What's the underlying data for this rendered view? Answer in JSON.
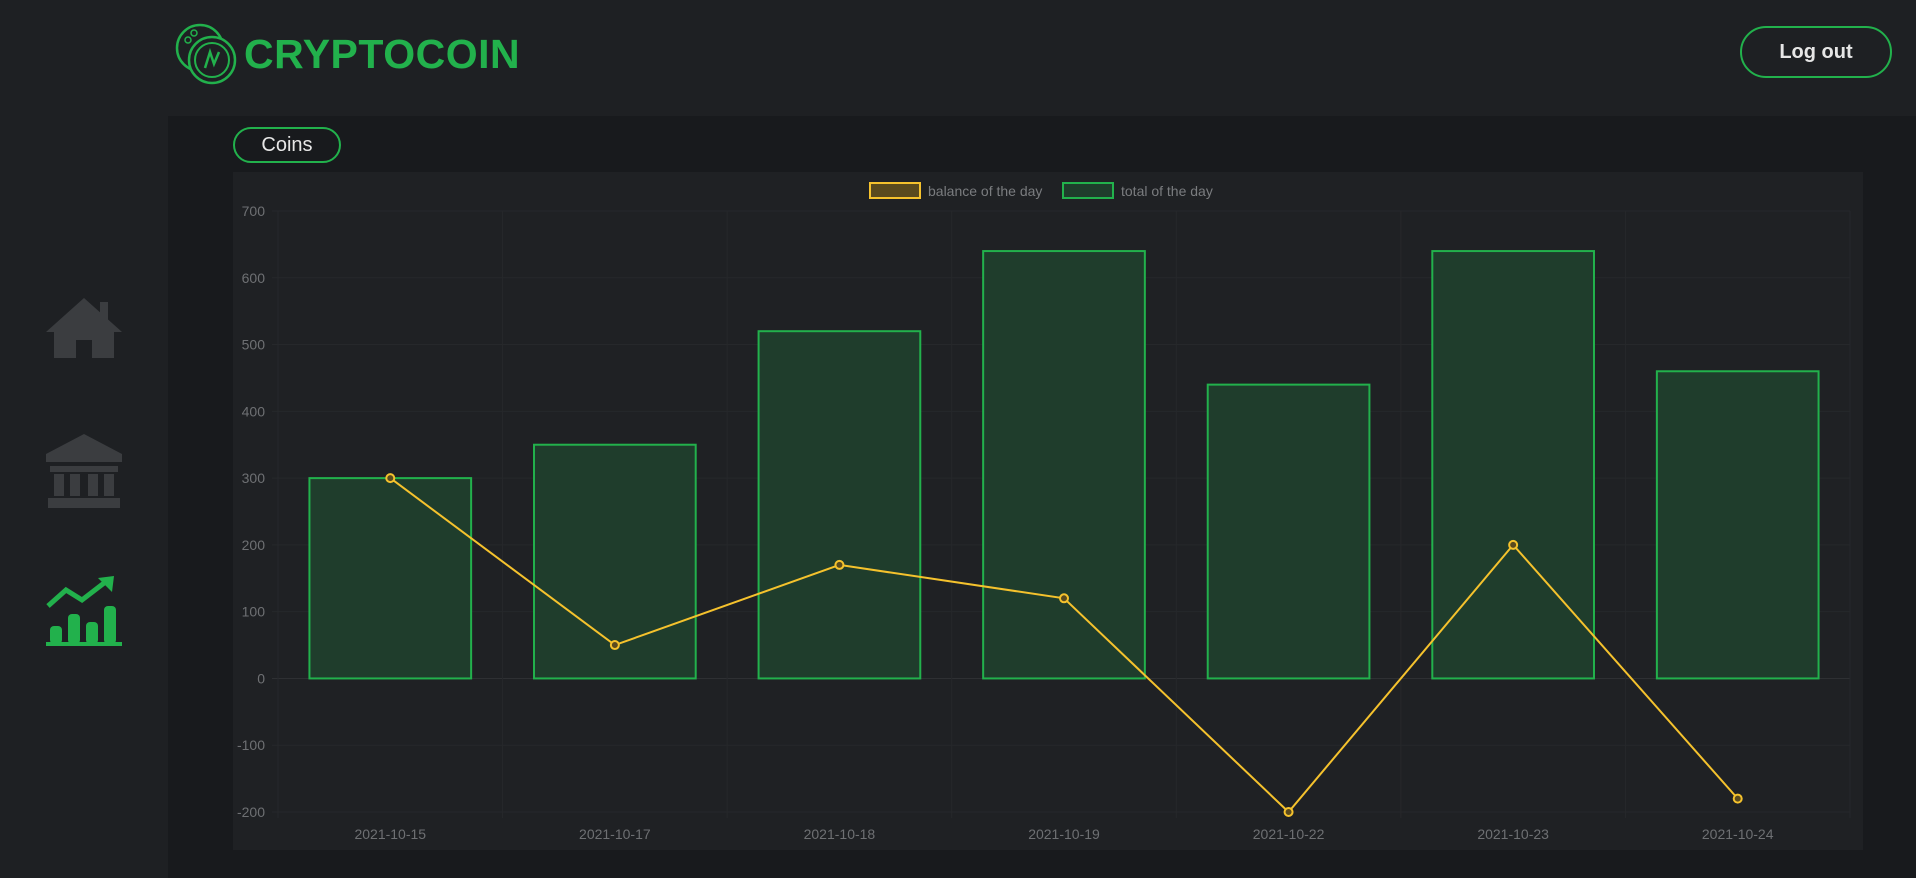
{
  "header": {
    "brand": "CRYPTOCOIN",
    "logout_label": "Log out"
  },
  "sidebar": {
    "items": [
      {
        "icon": "home-icon",
        "active": false
      },
      {
        "icon": "bank-icon",
        "active": false
      },
      {
        "icon": "chart-growth-icon",
        "active": true
      }
    ]
  },
  "tabs": {
    "coins_label": "Coins"
  },
  "colors": {
    "accent": "#22b14c",
    "line": "#f5c22d",
    "bar_fill": "#1f3d2c",
    "inactive_icon": "#3b3d40"
  },
  "chart_data": {
    "type": "bar",
    "categories": [
      "2021-10-15",
      "2021-10-17",
      "2021-10-18",
      "2021-10-19",
      "2021-10-22",
      "2021-10-23",
      "2021-10-24"
    ],
    "series": [
      {
        "name": "balance of the day",
        "type": "line",
        "values": [
          300,
          50,
          170,
          120,
          -200,
          200,
          -180
        ]
      },
      {
        "name": "total of the day",
        "type": "bar",
        "values": [
          300,
          350,
          520,
          640,
          440,
          640,
          460
        ]
      }
    ],
    "yticks": [
      "700",
      "600",
      "500",
      "400",
      "300",
      "200",
      "100",
      "0",
      "-100",
      "-200"
    ],
    "ylim": [
      -200,
      700
    ],
    "legend": "top-center",
    "grid": true
  }
}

........

■ **REQUIRED TASK**:
Print the records word for word and exclude any picture they hold.

■ **TASK ANSWER**:
What's the underlying data for this rendered view? Answer in JSON.
{
  "header": {
    "brand": "CRYPTOCOIN",
    "logout_label": "Log out"
  },
  "sidebar": {
    "items": [
      {
        "icon": "home-icon",
        "active": false
      },
      {
        "icon": "bank-icon",
        "active": false
      },
      {
        "icon": "chart-growth-icon",
        "active": true
      }
    ]
  },
  "tabs": {
    "coins_label": "Coins"
  },
  "colors": {
    "accent": "#22b14c",
    "line": "#f5c22d",
    "bar_fill": "#1f3d2c",
    "inactive_icon": "#3b3d40"
  },
  "chart_data": {
    "type": "bar",
    "categories": [
      "2021-10-15",
      "2021-10-17",
      "2021-10-18",
      "2021-10-19",
      "2021-10-22",
      "2021-10-23",
      "2021-10-24"
    ],
    "series": [
      {
        "name": "balance of the day",
        "type": "line",
        "values": [
          300,
          50,
          170,
          120,
          -200,
          200,
          -180
        ]
      },
      {
        "name": "total of the day",
        "type": "bar",
        "values": [
          300,
          350,
          520,
          640,
          440,
          640,
          460
        ]
      }
    ],
    "yticks": [
      "700",
      "600",
      "500",
      "400",
      "300",
      "200",
      "100",
      "0",
      "-100",
      "-200"
    ],
    "ylim": [
      -200,
      700
    ],
    "legend": "top-center",
    "grid": true
  }
}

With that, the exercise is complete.